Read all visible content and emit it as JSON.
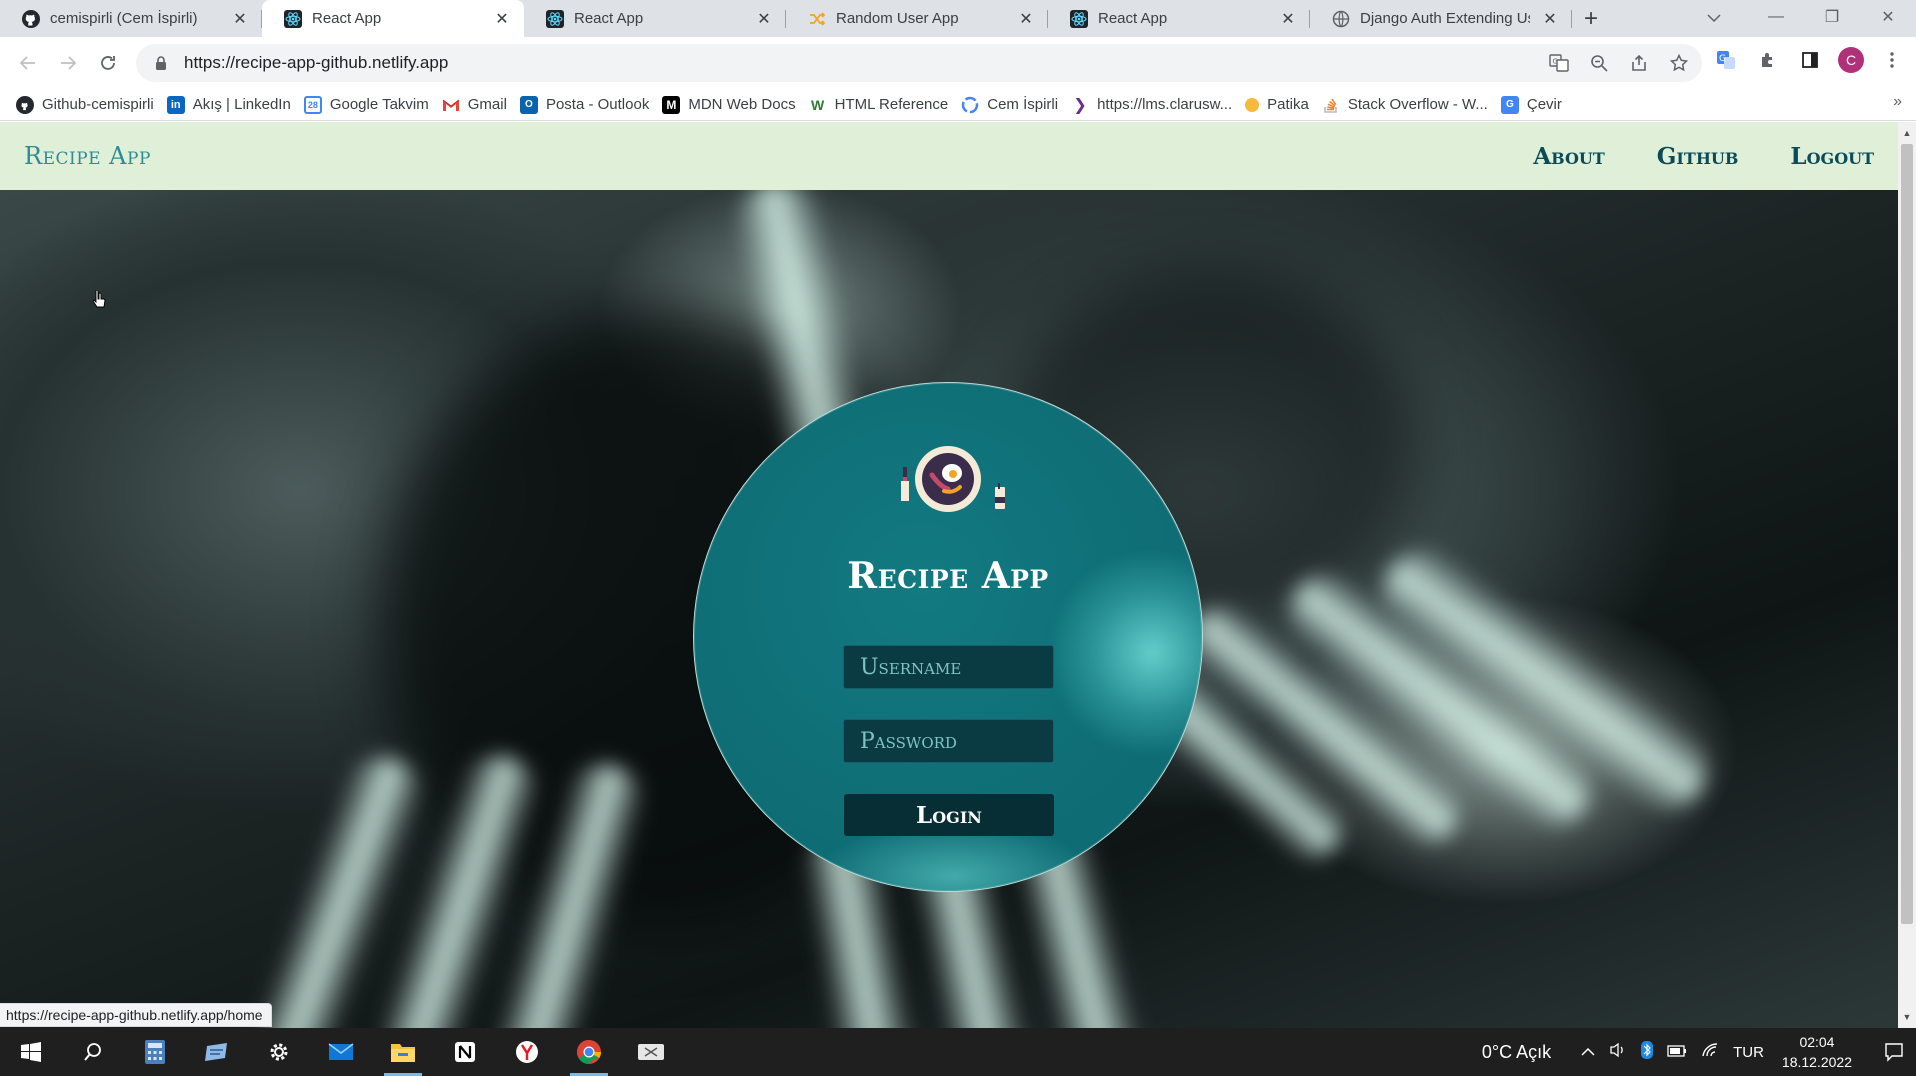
{
  "browser": {
    "tabs": [
      {
        "title": "cemispirli (Cem İspirli)",
        "icon": "github-icon",
        "active": false
      },
      {
        "title": "React App",
        "icon": "react-icon",
        "active": true
      },
      {
        "title": "React App",
        "icon": "react-icon",
        "active": false
      },
      {
        "title": "Random User App",
        "icon": "shuffle-icon",
        "active": false
      },
      {
        "title": "React App",
        "icon": "react-icon",
        "active": false
      },
      {
        "title": "Django Auth Extending Use",
        "icon": "globe-icon",
        "active": false
      }
    ],
    "url": "https://recipe-app-github.netlify.app",
    "status_url": "https://recipe-app-github.netlify.app/home",
    "profile_initial": "C",
    "bookmarks": [
      {
        "label": "Github-cemispirli",
        "icon": "github-icon",
        "color": "#24292f"
      },
      {
        "label": "Akış | LinkedIn",
        "icon": "linkedin-icon",
        "color": "#0a66c2"
      },
      {
        "label": "Google Takvim",
        "icon": "calendar-icon",
        "color": "#4285f4"
      },
      {
        "label": "Gmail",
        "icon": "gmail-icon",
        "color": "#ea4335"
      },
      {
        "label": "Posta - Outlook",
        "icon": "outlook-icon",
        "color": "#0a64ad"
      },
      {
        "label": "MDN Web Docs",
        "icon": "mdn-icon",
        "color": "#000000"
      },
      {
        "label": "HTML Reference",
        "icon": "w3-icon",
        "color": "#2e7d32"
      },
      {
        "label": "Cem İspirli",
        "icon": "google-icon",
        "color": "#4285f4"
      },
      {
        "label": "https://lms.clarusw...",
        "icon": "clarusway-icon",
        "color": "#6a2c91"
      },
      {
        "label": "Patika",
        "icon": "patika-icon",
        "color": "#f6b93b"
      },
      {
        "label": "Stack Overflow - W...",
        "icon": "stackoverflow-icon",
        "color": "#f48024"
      },
      {
        "label": "Çevir",
        "icon": "translate-icon",
        "color": "#4285f4"
      }
    ]
  },
  "site": {
    "brand": "Recipe App",
    "nav_links": [
      "About",
      "Github",
      "Logout"
    ],
    "login": {
      "title": "Recipe App",
      "username_placeholder": "Username",
      "password_placeholder": "Password",
      "button_label": "Login"
    }
  },
  "taskbar": {
    "weather": "0°C  Açık",
    "language": "TUR",
    "time": "02:04",
    "date": "18.12.2022"
  },
  "colors": {
    "nav_bg": "#e0f0d8",
    "brand": "#2e8b93",
    "circle": "#0f6e76",
    "field_bg": "#0a3b42",
    "button_bg": "#062e34"
  }
}
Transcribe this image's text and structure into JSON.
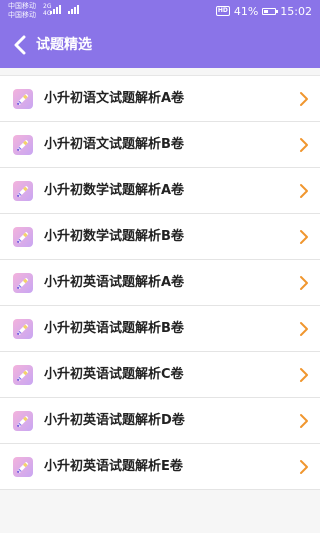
{
  "status_bar": {
    "carrier_1": "中国移动",
    "carrier_2": "中国移动",
    "net_1": "2G",
    "net_2": "4G",
    "hd": "HD",
    "battery": "41%",
    "time": "15:02",
    "battery_level": 0.41
  },
  "header": {
    "title": "试题精选",
    "back_icon": "chevron-left-icon"
  },
  "colors": {
    "accent": "#8a74e8",
    "chevron": "#f0962e",
    "text": "#222222",
    "background": "#f6f6f6"
  },
  "items": [
    {
      "label": "小升初语文试题解析A卷",
      "icon": "pencil-icon"
    },
    {
      "label": "小升初语文试题解析B卷",
      "icon": "pencil-icon"
    },
    {
      "label": "小升初数学试题解析A卷",
      "icon": "pencil-icon"
    },
    {
      "label": "小升初数学试题解析B卷",
      "icon": "pencil-icon"
    },
    {
      "label": "小升初英语试题解析A卷",
      "icon": "pencil-icon"
    },
    {
      "label": "小升初英语试题解析B卷",
      "icon": "pencil-icon"
    },
    {
      "label": "小升初英语试题解析C卷",
      "icon": "pencil-icon"
    },
    {
      "label": "小升初英语试题解析D卷",
      "icon": "pencil-icon"
    },
    {
      "label": "小升初英语试题解析E卷",
      "icon": "pencil-icon"
    }
  ]
}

= = = = =

The problem: Except for the pictures, reproduce every line exactly.

Complete output:
Read all visible content and emit it as JSON.
{
  "browser": {
    "tabs": [
      {
        "title": "cemispirli (Cem İspirli)",
        "icon": "github-icon",
        "active": false
      },
      {
        "title": "React App",
        "icon": "react-icon",
        "active": true
      },
      {
        "title": "React App",
        "icon": "react-icon",
        "active": false
      },
      {
        "title": "Random User App",
        "icon": "shuffle-icon",
        "active": false
      },
      {
        "title": "React App",
        "icon": "react-icon",
        "active": false
      },
      {
        "title": "Django Auth Extending Use",
        "icon": "globe-icon",
        "active": false
      }
    ],
    "url": "https://recipe-app-github.netlify.app",
    "status_url": "https://recipe-app-github.netlify.app/home",
    "profile_initial": "C",
    "bookmarks": [
      {
        "label": "Github-cemispirli",
        "icon": "github-icon",
        "color": "#24292f"
      },
      {
        "label": "Akış | LinkedIn",
        "icon": "linkedin-icon",
        "color": "#0a66c2"
      },
      {
        "label": "Google Takvim",
        "icon": "calendar-icon",
        "color": "#4285f4"
      },
      {
        "label": "Gmail",
        "icon": "gmail-icon",
        "color": "#ea4335"
      },
      {
        "label": "Posta - Outlook",
        "icon": "outlook-icon",
        "color": "#0a64ad"
      },
      {
        "label": "MDN Web Docs",
        "icon": "mdn-icon",
        "color": "#000000"
      },
      {
        "label": "HTML Reference",
        "icon": "w3-icon",
        "color": "#2e7d32"
      },
      {
        "label": "Cem İspirli",
        "icon": "google-icon",
        "color": "#4285f4"
      },
      {
        "label": "https://lms.clarusw...",
        "icon": "clarusway-icon",
        "color": "#6a2c91"
      },
      {
        "label": "Patika",
        "icon": "patika-icon",
        "color": "#f6b93b"
      },
      {
        "label": "Stack Overflow - W...",
        "icon": "stackoverflow-icon",
        "color": "#f48024"
      },
      {
        "label": "Çevir",
        "icon": "translate-icon",
        "color": "#4285f4"
      }
    ]
  },
  "site": {
    "brand": "Recipe App",
    "nav_links": [
      "About",
      "Github",
      "Logout"
    ],
    "login": {
      "title": "Recipe App",
      "username_placeholder": "Username",
      "password_placeholder": "Password",
      "button_label": "Login"
    }
  },
  "taskbar": {
    "weather": "0°C  Açık",
    "language": "TUR",
    "time": "02:04",
    "date": "18.12.2022"
  },
  "colors": {
    "nav_bg": "#e0f0d8",
    "brand": "#2e8b93",
    "circle": "#0f6e76",
    "field_bg": "#0a3b42",
    "button_bg": "#062e34"
  }
}
Transcribe this image's text and structure into JSON.
{
  "status_bar": {
    "carrier_1": "中国移动",
    "carrier_2": "中国移动",
    "net_1": "2G",
    "net_2": "4G",
    "hd": "HD",
    "battery": "41%",
    "time": "15:02",
    "battery_level": 0.41
  },
  "header": {
    "title": "试题精选",
    "back_icon": "chevron-left-icon"
  },
  "colors": {
    "accent": "#8a74e8",
    "chevron": "#f0962e",
    "text": "#222222",
    "background": "#f6f6f6"
  },
  "items": [
    {
      "label": "小升初语文试题解析A卷",
      "icon": "pencil-icon"
    },
    {
      "label": "小升初语文试题解析B卷",
      "icon": "pencil-icon"
    },
    {
      "label": "小升初数学试题解析A卷",
      "icon": "pencil-icon"
    },
    {
      "label": "小升初数学试题解析B卷",
      "icon": "pencil-icon"
    },
    {
      "label": "小升初英语试题解析A卷",
      "icon": "pencil-icon"
    },
    {
      "label": "小升初英语试题解析B卷",
      "icon": "pencil-icon"
    },
    {
      "label": "小升初英语试题解析C卷",
      "icon": "pencil-icon"
    },
    {
      "label": "小升初英语试题解析D卷",
      "icon": "pencil-icon"
    },
    {
      "label": "小升初英语试题解析E卷",
      "icon": "pencil-icon"
    }
  ]
}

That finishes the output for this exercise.